JOB:
Select every line below containing the word "Mejora".
────────────────────────────────────────
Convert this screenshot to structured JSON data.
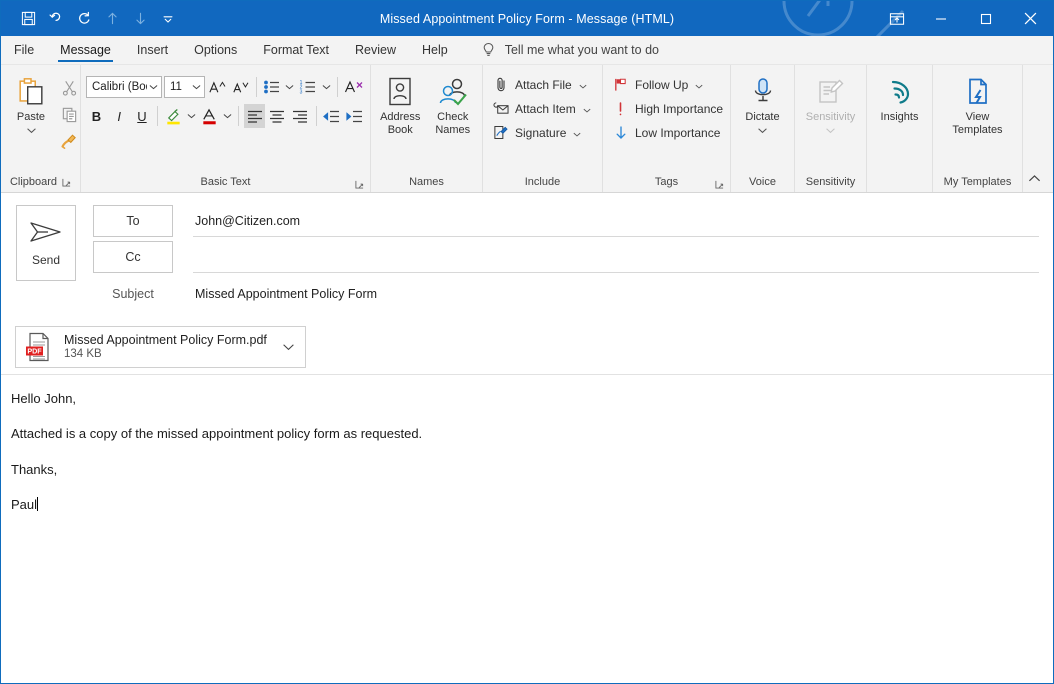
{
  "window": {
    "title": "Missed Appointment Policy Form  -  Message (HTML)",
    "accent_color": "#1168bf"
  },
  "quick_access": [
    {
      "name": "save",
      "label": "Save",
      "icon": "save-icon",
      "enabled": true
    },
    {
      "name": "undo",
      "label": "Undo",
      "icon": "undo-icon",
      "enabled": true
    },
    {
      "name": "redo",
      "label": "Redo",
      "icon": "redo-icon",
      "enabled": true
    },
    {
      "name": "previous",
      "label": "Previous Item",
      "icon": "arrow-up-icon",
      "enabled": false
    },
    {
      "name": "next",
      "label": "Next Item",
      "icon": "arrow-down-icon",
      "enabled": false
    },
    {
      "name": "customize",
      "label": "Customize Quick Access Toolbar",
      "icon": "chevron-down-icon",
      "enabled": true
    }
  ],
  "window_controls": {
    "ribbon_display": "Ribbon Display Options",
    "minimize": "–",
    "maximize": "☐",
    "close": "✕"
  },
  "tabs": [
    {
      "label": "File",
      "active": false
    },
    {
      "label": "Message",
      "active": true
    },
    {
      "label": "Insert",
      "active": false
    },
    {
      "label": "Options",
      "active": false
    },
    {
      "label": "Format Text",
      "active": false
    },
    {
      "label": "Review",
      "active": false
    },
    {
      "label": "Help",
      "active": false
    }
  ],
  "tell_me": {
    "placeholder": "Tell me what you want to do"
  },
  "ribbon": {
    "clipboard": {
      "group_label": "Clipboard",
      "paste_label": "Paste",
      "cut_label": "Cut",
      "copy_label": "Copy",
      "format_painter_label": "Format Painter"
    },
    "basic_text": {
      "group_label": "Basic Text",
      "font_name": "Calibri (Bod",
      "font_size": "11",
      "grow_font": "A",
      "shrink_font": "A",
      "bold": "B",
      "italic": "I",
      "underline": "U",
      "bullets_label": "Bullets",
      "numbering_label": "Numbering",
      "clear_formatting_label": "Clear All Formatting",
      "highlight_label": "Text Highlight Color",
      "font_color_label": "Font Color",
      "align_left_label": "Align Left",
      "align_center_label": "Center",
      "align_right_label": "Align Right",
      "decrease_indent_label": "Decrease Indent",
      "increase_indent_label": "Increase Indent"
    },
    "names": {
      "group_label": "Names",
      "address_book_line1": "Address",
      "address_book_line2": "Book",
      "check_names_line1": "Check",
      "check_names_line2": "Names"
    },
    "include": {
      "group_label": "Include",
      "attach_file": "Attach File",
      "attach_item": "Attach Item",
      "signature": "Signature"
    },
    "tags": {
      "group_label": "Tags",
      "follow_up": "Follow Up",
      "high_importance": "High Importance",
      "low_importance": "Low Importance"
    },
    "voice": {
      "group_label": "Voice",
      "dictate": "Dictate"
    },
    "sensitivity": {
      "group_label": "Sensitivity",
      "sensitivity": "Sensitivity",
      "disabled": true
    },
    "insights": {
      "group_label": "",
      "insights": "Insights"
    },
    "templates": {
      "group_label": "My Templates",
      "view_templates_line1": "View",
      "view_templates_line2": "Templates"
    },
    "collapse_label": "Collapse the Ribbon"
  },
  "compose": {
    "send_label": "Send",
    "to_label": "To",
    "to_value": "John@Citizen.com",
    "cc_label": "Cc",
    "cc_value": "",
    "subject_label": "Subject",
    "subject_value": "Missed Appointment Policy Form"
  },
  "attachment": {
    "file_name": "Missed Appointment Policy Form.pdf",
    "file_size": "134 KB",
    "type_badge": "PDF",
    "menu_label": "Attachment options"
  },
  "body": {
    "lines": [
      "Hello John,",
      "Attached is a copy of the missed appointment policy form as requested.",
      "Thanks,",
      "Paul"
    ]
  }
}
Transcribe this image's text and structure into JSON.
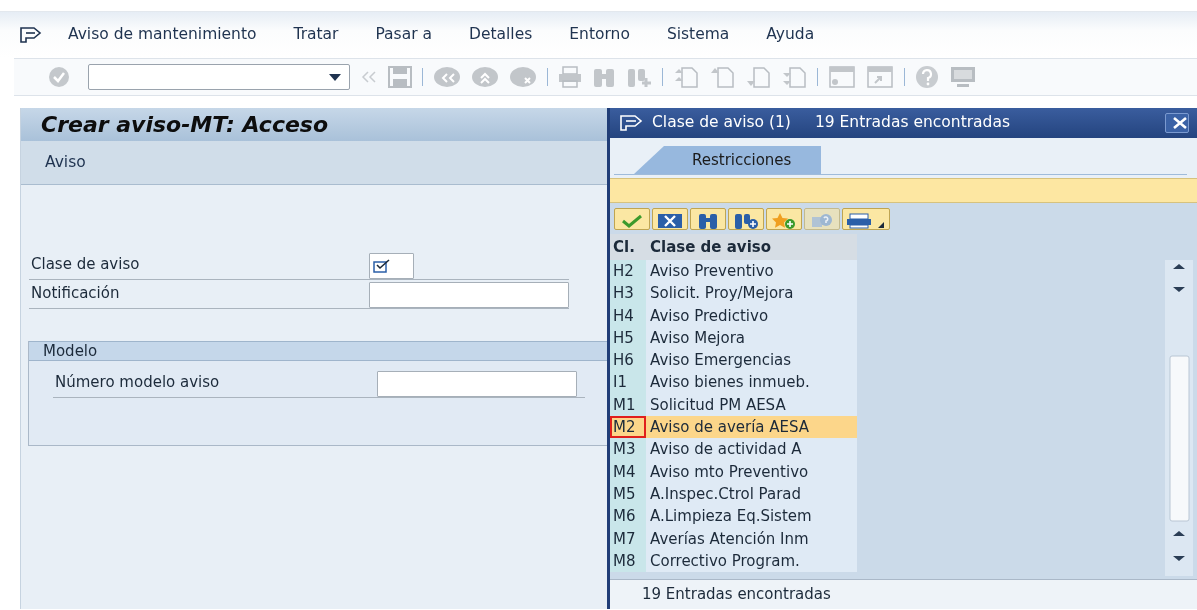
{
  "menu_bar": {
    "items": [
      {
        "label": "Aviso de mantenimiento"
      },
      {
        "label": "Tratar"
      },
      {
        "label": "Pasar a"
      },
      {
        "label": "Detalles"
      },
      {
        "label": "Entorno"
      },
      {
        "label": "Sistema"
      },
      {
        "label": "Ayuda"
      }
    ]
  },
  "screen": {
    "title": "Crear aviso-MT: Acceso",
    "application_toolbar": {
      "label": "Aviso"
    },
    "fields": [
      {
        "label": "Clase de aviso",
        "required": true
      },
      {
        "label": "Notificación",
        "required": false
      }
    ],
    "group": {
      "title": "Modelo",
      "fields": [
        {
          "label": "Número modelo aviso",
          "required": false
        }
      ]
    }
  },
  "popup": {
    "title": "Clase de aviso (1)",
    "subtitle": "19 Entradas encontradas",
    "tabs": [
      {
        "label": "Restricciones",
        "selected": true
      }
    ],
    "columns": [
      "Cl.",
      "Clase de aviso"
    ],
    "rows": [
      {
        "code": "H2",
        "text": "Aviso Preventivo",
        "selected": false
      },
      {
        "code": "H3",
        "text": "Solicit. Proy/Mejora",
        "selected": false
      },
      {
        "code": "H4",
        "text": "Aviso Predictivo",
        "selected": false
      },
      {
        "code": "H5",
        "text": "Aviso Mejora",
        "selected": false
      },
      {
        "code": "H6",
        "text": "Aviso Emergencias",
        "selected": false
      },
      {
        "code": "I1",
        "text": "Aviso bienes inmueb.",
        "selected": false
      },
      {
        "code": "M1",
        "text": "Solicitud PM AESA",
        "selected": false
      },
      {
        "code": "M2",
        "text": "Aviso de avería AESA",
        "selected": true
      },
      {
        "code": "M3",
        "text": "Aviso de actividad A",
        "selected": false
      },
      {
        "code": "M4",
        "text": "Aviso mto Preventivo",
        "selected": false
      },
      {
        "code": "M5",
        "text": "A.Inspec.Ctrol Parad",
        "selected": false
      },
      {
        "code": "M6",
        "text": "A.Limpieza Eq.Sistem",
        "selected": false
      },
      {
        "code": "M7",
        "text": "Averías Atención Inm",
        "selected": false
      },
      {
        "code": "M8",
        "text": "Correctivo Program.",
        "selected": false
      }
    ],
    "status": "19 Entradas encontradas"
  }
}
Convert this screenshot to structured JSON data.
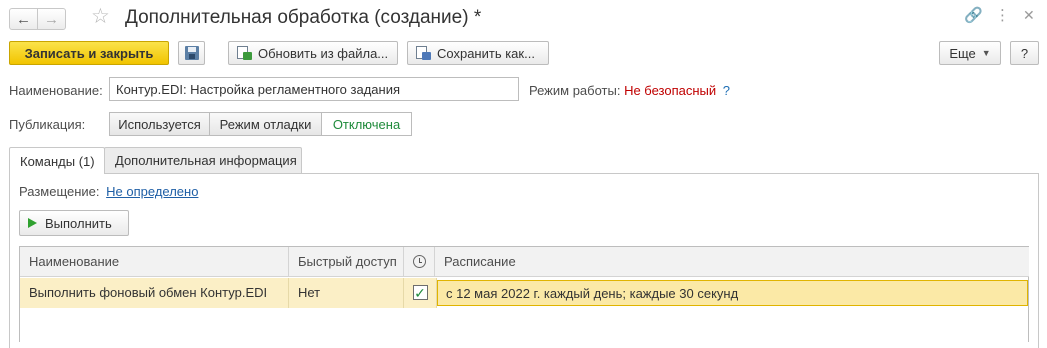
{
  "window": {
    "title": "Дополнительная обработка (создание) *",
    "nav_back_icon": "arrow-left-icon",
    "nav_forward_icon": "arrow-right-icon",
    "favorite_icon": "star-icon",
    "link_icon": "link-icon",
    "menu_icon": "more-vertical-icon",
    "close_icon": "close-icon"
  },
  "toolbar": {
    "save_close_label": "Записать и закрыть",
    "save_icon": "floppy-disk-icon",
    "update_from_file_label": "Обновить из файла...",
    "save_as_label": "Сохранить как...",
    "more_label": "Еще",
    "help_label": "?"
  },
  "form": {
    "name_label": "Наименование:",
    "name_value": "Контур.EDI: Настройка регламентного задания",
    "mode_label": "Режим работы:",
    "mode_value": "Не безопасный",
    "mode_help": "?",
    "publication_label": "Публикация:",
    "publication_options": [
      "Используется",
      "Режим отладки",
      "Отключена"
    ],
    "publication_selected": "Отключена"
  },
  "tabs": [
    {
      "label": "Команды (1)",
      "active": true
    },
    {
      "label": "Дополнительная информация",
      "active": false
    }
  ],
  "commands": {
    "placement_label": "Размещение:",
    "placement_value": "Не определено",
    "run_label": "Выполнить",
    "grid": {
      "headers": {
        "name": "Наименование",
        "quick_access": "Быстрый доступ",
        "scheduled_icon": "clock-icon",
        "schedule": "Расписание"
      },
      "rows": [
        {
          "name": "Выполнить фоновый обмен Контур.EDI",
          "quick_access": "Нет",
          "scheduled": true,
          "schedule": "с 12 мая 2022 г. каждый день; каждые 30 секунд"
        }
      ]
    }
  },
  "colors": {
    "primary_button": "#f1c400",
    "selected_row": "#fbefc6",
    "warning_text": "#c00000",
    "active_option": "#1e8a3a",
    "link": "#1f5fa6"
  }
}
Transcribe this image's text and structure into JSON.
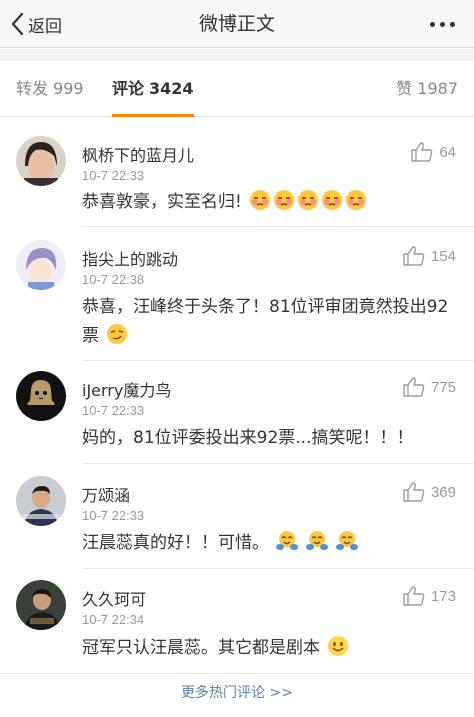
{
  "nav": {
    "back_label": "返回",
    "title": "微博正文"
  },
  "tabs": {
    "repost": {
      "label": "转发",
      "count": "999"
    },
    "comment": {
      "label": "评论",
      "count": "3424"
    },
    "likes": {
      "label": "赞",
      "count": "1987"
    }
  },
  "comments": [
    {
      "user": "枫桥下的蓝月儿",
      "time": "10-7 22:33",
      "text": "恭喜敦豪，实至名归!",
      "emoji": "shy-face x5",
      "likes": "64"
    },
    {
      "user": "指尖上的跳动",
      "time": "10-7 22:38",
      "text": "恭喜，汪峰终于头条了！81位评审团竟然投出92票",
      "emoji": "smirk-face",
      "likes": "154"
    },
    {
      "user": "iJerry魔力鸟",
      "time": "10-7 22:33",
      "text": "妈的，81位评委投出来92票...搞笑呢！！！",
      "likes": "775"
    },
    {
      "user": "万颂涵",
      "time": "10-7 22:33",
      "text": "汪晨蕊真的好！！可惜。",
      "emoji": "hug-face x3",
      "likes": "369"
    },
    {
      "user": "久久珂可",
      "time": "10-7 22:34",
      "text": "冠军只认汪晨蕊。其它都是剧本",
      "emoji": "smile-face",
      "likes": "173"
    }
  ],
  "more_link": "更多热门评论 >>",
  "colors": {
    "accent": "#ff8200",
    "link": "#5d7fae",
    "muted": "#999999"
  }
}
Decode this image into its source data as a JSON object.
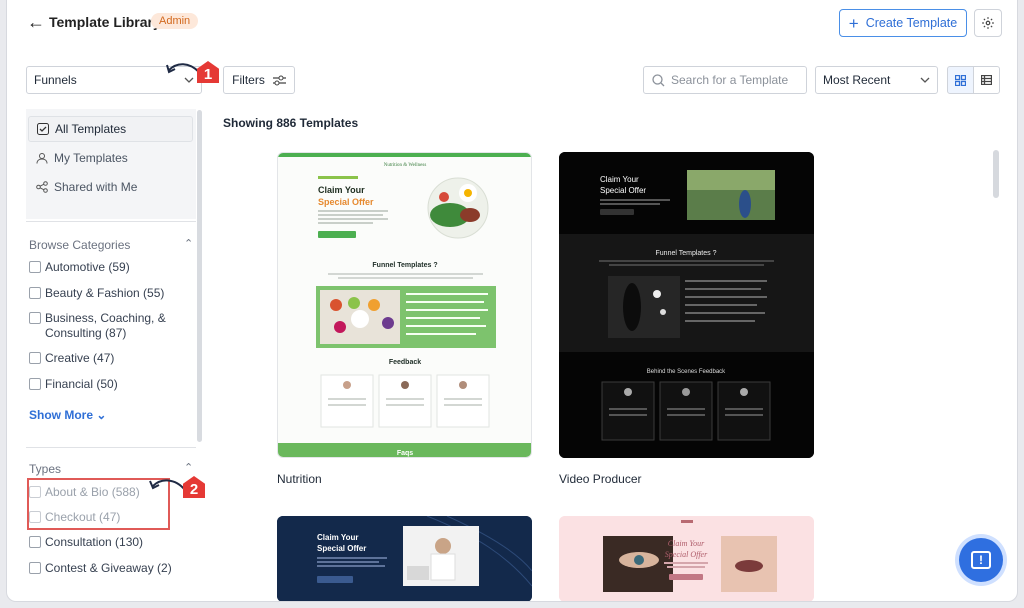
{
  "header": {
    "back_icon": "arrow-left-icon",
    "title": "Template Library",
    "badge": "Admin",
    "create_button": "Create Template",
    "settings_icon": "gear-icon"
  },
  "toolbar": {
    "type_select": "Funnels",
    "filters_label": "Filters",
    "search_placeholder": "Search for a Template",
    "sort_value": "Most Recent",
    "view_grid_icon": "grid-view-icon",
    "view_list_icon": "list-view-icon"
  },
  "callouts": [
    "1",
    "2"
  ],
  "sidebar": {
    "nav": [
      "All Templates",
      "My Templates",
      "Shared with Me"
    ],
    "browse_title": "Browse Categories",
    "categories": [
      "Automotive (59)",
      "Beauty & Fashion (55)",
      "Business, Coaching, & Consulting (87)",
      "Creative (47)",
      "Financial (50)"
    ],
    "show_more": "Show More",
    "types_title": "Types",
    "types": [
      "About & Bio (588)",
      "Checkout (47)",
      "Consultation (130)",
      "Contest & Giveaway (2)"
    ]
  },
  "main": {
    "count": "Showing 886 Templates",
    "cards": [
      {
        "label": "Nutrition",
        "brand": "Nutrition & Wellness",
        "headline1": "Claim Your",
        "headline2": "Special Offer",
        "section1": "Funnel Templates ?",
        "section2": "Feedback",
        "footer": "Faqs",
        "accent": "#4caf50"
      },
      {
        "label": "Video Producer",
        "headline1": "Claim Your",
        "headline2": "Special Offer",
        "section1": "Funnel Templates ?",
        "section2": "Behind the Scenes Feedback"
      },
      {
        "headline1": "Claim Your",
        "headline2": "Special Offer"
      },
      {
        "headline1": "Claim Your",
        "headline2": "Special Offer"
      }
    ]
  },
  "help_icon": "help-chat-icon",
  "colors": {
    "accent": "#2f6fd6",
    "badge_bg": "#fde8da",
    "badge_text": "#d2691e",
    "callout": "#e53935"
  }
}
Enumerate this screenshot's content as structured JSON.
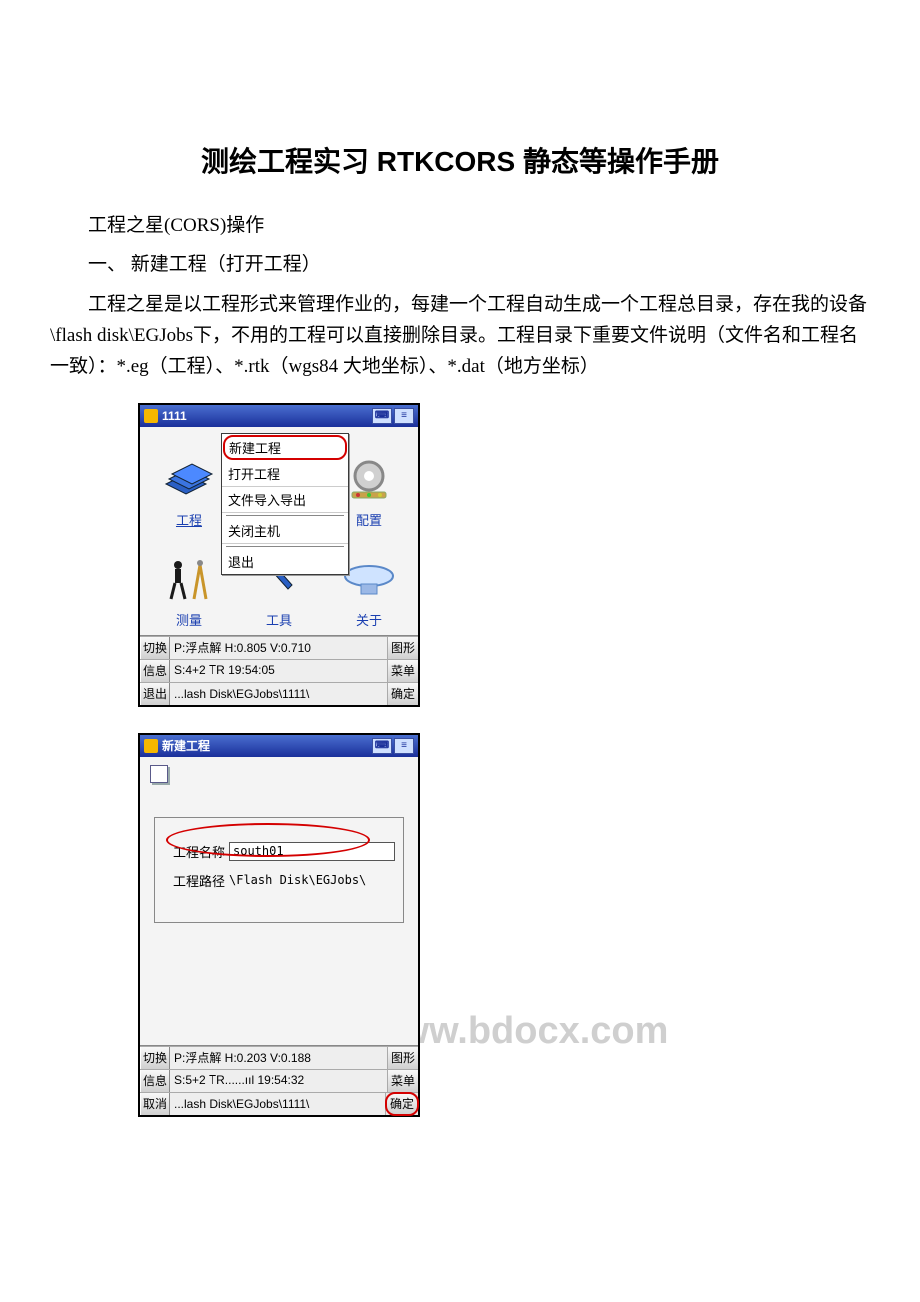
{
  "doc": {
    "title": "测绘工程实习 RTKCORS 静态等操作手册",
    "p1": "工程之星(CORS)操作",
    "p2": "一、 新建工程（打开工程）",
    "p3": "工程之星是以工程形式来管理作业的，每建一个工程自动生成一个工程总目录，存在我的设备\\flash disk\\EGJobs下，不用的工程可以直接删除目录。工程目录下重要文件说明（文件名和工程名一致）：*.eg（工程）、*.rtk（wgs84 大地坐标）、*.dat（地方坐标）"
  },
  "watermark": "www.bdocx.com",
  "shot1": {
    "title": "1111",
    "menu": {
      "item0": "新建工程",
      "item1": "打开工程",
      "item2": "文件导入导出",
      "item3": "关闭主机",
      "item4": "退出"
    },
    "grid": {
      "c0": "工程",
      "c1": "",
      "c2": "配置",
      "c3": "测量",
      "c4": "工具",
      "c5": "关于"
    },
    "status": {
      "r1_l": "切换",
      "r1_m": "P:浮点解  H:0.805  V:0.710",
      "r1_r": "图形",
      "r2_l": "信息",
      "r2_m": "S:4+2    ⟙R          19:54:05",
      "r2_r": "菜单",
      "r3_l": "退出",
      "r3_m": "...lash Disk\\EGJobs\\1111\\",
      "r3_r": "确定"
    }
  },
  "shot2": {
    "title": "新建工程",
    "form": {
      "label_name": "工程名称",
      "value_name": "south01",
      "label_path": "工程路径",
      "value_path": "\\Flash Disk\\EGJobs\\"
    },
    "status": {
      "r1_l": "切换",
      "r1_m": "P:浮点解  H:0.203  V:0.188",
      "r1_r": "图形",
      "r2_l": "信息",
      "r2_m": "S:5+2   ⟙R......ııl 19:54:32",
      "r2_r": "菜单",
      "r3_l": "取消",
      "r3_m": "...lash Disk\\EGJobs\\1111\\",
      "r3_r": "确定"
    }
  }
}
────────────────────────────────────────
OUTPUT FOR THIS EXERCISE:
        "text": "Solicit. Proy/Mejora",
        "text": "Aviso Mejora",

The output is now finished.